The request >>
Read the records below and copy each line that contains "index".
○ ○ ○
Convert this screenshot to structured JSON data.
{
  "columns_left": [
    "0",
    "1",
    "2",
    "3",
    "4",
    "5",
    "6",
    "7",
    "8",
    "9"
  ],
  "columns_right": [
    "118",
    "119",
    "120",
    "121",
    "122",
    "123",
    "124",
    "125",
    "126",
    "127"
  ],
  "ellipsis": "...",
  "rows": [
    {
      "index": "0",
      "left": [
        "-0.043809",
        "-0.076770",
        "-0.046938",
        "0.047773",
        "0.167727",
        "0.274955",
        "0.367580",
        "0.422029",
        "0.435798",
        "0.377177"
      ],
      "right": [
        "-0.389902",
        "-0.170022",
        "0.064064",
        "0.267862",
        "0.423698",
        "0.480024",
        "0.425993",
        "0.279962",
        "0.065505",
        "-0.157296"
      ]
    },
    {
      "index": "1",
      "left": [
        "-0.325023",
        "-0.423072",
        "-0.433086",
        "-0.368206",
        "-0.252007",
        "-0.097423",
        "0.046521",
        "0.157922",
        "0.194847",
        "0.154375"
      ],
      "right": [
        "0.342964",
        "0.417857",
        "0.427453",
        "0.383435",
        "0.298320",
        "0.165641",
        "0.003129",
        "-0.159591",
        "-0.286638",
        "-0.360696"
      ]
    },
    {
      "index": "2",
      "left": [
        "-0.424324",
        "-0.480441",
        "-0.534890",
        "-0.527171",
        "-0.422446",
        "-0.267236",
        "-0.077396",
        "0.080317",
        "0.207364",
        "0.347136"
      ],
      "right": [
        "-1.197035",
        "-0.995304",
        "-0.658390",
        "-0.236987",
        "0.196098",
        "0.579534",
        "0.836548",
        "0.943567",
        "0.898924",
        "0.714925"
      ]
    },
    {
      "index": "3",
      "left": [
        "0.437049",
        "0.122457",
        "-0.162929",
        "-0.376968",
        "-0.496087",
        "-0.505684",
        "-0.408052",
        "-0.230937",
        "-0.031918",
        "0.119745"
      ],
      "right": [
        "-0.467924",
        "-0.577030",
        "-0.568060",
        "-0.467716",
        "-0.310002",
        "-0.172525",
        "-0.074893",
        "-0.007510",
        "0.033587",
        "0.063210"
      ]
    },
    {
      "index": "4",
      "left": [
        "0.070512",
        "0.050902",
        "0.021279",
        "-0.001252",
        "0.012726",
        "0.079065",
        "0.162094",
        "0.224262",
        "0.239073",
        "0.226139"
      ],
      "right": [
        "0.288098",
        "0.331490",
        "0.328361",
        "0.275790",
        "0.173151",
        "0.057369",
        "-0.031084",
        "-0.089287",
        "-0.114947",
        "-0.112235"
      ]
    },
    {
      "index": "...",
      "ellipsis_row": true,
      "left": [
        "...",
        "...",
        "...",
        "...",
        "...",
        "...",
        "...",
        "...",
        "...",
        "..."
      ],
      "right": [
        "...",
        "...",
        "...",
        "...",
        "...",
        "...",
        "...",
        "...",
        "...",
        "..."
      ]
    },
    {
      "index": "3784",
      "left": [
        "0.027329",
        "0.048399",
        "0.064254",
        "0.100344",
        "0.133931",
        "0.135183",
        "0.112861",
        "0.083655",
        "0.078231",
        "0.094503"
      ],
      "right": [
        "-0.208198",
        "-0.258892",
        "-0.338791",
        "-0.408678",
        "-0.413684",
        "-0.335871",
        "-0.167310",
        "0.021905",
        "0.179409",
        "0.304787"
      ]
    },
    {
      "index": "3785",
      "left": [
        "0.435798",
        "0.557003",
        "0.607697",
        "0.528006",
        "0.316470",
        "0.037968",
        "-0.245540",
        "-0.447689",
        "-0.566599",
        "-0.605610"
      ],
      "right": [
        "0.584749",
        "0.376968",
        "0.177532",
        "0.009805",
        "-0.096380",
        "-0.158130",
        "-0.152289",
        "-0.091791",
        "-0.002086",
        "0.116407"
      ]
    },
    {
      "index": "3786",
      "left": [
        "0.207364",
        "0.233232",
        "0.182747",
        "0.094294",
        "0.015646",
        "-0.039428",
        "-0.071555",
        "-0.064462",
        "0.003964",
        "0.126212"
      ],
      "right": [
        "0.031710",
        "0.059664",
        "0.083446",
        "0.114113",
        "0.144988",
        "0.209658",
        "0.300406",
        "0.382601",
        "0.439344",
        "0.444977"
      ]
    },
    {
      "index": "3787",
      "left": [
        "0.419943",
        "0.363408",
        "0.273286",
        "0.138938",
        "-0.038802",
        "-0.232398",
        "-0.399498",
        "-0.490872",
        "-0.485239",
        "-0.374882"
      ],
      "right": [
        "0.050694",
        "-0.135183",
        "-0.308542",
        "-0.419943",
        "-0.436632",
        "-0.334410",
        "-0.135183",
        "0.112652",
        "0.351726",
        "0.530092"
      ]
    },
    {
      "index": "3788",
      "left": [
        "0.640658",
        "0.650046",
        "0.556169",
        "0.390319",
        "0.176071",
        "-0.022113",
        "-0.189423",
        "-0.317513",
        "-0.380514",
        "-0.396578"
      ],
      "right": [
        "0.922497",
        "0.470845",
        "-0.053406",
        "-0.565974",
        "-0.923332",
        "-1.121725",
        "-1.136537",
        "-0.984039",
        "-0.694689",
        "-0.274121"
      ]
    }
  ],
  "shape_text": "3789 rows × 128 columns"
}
○ ○ ○
Task result >>
      "index": "0",
      "index": "1",
      "index": "2",
      "index": "3",
      "index": "4",
      "index": "...",
      "index": "3784",
      "index": "3785",
      "index": "3786",
      "index": "3787",
      "index": "3788",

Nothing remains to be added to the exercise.